*Material to process*:
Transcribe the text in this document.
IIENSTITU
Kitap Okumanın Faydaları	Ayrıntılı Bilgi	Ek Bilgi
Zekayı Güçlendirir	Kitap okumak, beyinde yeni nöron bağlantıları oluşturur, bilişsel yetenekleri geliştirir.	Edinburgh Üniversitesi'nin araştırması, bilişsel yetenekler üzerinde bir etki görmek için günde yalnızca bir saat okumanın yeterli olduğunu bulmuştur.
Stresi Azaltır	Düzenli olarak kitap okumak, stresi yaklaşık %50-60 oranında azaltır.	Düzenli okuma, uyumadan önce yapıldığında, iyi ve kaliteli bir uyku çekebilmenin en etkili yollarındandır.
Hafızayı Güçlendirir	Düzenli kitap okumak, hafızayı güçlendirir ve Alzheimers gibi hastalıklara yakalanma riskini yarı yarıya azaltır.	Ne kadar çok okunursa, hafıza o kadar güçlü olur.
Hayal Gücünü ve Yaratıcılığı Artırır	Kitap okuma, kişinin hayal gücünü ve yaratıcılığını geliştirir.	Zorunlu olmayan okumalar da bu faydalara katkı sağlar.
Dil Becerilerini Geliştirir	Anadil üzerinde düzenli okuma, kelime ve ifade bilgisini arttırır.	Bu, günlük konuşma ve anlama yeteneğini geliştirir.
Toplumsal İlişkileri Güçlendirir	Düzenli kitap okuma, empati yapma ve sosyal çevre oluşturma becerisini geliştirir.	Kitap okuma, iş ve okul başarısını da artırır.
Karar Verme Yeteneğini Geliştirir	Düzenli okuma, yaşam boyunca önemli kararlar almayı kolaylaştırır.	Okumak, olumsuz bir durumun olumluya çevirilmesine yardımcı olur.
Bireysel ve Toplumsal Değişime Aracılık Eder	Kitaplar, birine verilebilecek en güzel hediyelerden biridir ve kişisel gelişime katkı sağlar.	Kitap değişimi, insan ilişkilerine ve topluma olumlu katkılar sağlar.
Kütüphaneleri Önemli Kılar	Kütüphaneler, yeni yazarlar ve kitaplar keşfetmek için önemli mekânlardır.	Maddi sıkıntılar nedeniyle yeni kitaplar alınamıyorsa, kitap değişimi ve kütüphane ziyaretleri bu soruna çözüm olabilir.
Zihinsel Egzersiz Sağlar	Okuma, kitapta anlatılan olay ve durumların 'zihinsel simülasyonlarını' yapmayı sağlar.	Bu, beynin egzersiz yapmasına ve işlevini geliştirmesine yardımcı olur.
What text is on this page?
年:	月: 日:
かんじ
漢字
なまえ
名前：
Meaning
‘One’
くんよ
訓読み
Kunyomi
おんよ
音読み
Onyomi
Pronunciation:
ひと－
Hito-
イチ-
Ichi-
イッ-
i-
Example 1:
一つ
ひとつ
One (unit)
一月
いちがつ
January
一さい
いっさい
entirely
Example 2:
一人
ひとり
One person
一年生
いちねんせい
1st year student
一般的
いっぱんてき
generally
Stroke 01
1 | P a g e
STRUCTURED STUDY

*Task directions*: Print out every entry, keeping each one exact.

*Exercise answer*:
Transcribe the text in this document.
IIENSTITU
Kitap Okumanın Faydaları	Ayrıntılı Bilgi	Ek Bilgi
Zekayı Güçlendirir	Kitap okumak, beyinde yeni nöron bağlantıları oluşturur, bilişsel yetenekleri geliştirir.	Edinburgh Üniversitesi'nin araştırması, bilişsel yetenekler üzerinde bir etki görmek için günde yalnızca bir saat okumanın yeterli olduğunu bulmuştur.
Stresi Azaltır	Düzenli olarak kitap okumak, stresi yaklaşık %50-60 oranında azaltır.	Düzenli okuma, uyumadan önce yapıldığında, iyi ve kaliteli bir uyku çekebilmenin en etkili yollarındandır.
Hafızayı Güçlendirir	Düzenli kitap okumak, hafızayı güçlendirir ve Alzheimers gibi hastalıklara yakalanma riskini yarı yarıya azaltır.	Ne kadar çok okunursa, hafıza o kadar güçlü olur.
Hayal Gücünü ve Yaratıcılığı Artırır	Kitap okuma, kişinin hayal gücünü ve yaratıcılığını geliştirir.	Zorunlu olmayan okumalar da bu faydalara katkı sağlar.
Dil Becerilerini Geliştirir	Anadil üzerinde düzenli okuma, kelime ve ifade bilgisini arttırır.	Bu, günlük konuşma ve anlama yeteneğini geliştirir.
Toplumsal İlişkileri Güçlendirir	Düzenli kitap okuma, empati yapma ve sosyal çevre oluşturma becerisini geliştirir.	Kitap okuma, iş ve okul başarısını da artırır.
Karar Verme Yeteneğini Geliştirir	Düzenli okuma, yaşam boyunca önemli kararlar almayı kolaylaştırır.	Okumak, olumsuz bir durumun olumluya çevirilmesine yardımcı olur.
Bireysel ve Toplumsal Değişime Aracılık Eder	Kitaplar, birine verilebilecek en güzel hediyelerden biridir ve kişisel gelişime katkı sağlar.	Kitap değişimi, insan ilişkilerine ve topluma olumlu katkılar sağlar.
Kütüphaneleri Önemli Kılar	Kütüphaneler, yeni yazarlar ve kitaplar keşfetmek için önemli mekânlardır.	Maddi sıkıntılar nedeniyle yeni kitaplar alınamıyorsa, kitap değişimi ve kütüphane ziyaretleri bu soruna çözüm olabilir.
Zihinsel Egzersiz Sağlar	Okuma, kitapta anlatılan olay ve durumların 'zihinsel simülasyonlarını' yapmayı sağlar.	Bu, beynin egzersiz yapmasına ve işlevini geliştirmesine yardımcı olur.
What text is on this page?
年:	月: 日:
かんじ
漢字
なまえ
名前：
Meaning
‘One’
くんよ
訓読み
Kunyomi
おんよ
音読み
Onyomi
Pronunciation:
ひと－
Hito-
イチ-
Ichi-
イッ-
i-
Example 1:
一つ
ひとつ
One (unit)
一月
いちがつ
January
一さい
いっさい
entirely
Example 2:
一人
ひとり
One person
一年生
いちねんせい
1st year student
一般的
いっぱんてき
generally
Stroke 01
1 | P a g e
STRUCTURED STUDY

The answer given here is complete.